▸ **Given exercise**:
Identify each line containing the word "命题立意" and copy it.

▸ **Input records**:
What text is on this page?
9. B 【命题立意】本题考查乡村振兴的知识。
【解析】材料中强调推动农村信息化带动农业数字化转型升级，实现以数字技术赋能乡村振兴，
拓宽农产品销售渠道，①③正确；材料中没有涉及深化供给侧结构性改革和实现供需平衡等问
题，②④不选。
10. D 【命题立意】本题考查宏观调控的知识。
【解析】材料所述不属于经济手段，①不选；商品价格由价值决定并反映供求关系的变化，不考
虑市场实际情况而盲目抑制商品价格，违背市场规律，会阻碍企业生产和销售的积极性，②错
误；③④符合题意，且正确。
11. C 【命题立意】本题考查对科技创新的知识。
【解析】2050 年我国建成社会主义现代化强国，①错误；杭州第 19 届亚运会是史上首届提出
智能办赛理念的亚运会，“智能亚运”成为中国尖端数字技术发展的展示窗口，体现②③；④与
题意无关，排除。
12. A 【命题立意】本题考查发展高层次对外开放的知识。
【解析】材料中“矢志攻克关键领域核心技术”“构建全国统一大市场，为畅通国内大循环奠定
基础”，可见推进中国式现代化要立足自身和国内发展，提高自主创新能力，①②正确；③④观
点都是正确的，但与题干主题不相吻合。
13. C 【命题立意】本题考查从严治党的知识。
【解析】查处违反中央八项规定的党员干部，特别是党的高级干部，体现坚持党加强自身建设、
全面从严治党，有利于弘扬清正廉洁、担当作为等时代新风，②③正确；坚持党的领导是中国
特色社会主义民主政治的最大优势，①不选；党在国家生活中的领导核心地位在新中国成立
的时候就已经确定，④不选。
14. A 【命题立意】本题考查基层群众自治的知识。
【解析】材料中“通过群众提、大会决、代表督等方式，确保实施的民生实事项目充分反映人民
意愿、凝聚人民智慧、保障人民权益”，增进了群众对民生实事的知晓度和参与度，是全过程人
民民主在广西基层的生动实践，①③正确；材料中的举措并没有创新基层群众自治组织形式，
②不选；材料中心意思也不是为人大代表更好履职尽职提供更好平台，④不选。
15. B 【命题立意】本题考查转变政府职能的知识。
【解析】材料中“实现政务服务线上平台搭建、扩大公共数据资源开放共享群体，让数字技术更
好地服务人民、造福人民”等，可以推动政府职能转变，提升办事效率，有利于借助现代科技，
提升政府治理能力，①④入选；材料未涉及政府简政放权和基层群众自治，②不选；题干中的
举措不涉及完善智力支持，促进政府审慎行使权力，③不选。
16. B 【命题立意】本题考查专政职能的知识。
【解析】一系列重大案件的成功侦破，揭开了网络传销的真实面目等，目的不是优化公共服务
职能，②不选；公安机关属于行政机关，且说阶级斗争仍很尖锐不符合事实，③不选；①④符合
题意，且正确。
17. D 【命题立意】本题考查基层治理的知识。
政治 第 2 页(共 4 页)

▸ **Answer to the problem**:
9. B 【命题立意】本题考查乡村振兴的知识。
10. D 【命题立意】本题考查宏观调控的知识。
11. C 【命题立意】本题考查对科技创新的知识。
12. A 【命题立意】本题考查发展高层次对外开放的知识。
13. C 【命题立意】本题考查从严治党的知识。
14. A 【命题立意】本题考查基层群众自治的知识。
15. B 【命题立意】本题考查转变政府职能的知识。
16. B 【命题立意】本题考查专政职能的知识。
17. D 【命题立意】本题考查基层治理的知识。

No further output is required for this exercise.